What to produce:
Write out all the data again, exactly as it stands.

Data to process:
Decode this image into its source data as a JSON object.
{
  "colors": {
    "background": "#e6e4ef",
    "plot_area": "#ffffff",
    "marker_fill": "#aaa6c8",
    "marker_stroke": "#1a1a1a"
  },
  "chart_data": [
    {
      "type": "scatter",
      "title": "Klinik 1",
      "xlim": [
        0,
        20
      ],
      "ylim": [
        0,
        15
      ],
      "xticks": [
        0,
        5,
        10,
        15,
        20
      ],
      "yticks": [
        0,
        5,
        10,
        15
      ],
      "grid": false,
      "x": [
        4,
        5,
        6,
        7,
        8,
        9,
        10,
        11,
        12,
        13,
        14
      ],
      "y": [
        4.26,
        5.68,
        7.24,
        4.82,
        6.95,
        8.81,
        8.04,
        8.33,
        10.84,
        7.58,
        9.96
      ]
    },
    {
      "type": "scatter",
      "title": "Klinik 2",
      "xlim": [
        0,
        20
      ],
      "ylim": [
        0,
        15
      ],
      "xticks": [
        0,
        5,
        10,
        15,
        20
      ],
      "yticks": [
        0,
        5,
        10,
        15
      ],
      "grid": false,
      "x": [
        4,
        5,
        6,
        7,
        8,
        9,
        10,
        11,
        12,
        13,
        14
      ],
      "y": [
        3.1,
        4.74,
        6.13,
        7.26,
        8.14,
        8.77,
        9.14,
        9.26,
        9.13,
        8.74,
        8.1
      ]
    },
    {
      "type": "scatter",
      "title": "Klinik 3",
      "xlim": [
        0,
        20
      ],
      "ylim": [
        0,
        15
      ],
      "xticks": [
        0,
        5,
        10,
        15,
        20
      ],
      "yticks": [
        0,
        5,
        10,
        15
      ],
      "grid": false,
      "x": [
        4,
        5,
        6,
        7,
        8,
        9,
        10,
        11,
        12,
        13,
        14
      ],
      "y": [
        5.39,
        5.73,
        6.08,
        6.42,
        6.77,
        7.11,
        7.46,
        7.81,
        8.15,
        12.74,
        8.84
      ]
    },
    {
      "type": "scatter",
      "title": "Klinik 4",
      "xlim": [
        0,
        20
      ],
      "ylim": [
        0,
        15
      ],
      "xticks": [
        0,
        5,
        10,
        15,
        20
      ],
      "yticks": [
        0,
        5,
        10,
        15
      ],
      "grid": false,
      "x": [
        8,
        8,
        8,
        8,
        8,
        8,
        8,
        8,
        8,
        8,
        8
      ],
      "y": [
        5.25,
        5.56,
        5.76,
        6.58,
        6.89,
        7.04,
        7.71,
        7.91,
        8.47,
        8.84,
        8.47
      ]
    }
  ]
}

Complete answer:
Decode this image into its source data as a JSON object.
{
  "colors": {
    "background": "#e6e4ef",
    "plot_area": "#ffffff",
    "marker_fill": "#aaa6c8",
    "marker_stroke": "#1a1a1a"
  },
  "chart_data": [
    {
      "type": "scatter",
      "title": "Klinik 1",
      "xlim": [
        0,
        20
      ],
      "ylim": [
        0,
        15
      ],
      "xticks": [
        0,
        5,
        10,
        15,
        20
      ],
      "yticks": [
        0,
        5,
        10,
        15
      ],
      "grid": false,
      "x": [
        4,
        5,
        6,
        7,
        8,
        9,
        10,
        11,
        12,
        13,
        14
      ],
      "y": [
        4.26,
        5.68,
        7.24,
        4.82,
        6.95,
        8.81,
        8.04,
        8.33,
        10.84,
        7.58,
        9.96
      ]
    },
    {
      "type": "scatter",
      "title": "Klinik 2",
      "xlim": [
        0,
        20
      ],
      "ylim": [
        0,
        15
      ],
      "xticks": [
        0,
        5,
        10,
        15,
        20
      ],
      "yticks": [
        0,
        5,
        10,
        15
      ],
      "grid": false,
      "x": [
        4,
        5,
        6,
        7,
        8,
        9,
        10,
        11,
        12,
        13,
        14
      ],
      "y": [
        3.1,
        4.74,
        6.13,
        7.26,
        8.14,
        8.77,
        9.14,
        9.26,
        9.13,
        8.74,
        8.1
      ]
    },
    {
      "type": "scatter",
      "title": "Klinik 3",
      "xlim": [
        0,
        20
      ],
      "ylim": [
        0,
        15
      ],
      "xticks": [
        0,
        5,
        10,
        15,
        20
      ],
      "yticks": [
        0,
        5,
        10,
        15
      ],
      "grid": false,
      "x": [
        4,
        5,
        6,
        7,
        8,
        9,
        10,
        11,
        12,
        13,
        14
      ],
      "y": [
        5.39,
        5.73,
        6.08,
        6.42,
        6.77,
        7.11,
        7.46,
        7.81,
        8.15,
        12.74,
        8.84
      ]
    },
    {
      "type": "scatter",
      "title": "Klinik 4",
      "xlim": [
        0,
        20
      ],
      "ylim": [
        0,
        15
      ],
      "xticks": [
        0,
        5,
        10,
        15,
        20
      ],
      "yticks": [
        0,
        5,
        10,
        15
      ],
      "grid": false,
      "x": [
        8,
        8,
        8,
        8,
        8,
        8,
        8,
        8,
        8,
        8,
        8
      ],
      "y": [
        5.25,
        5.56,
        5.76,
        6.58,
        6.89,
        7.04,
        7.71,
        7.91,
        8.47,
        8.84,
        8.47
      ]
    }
  ]
}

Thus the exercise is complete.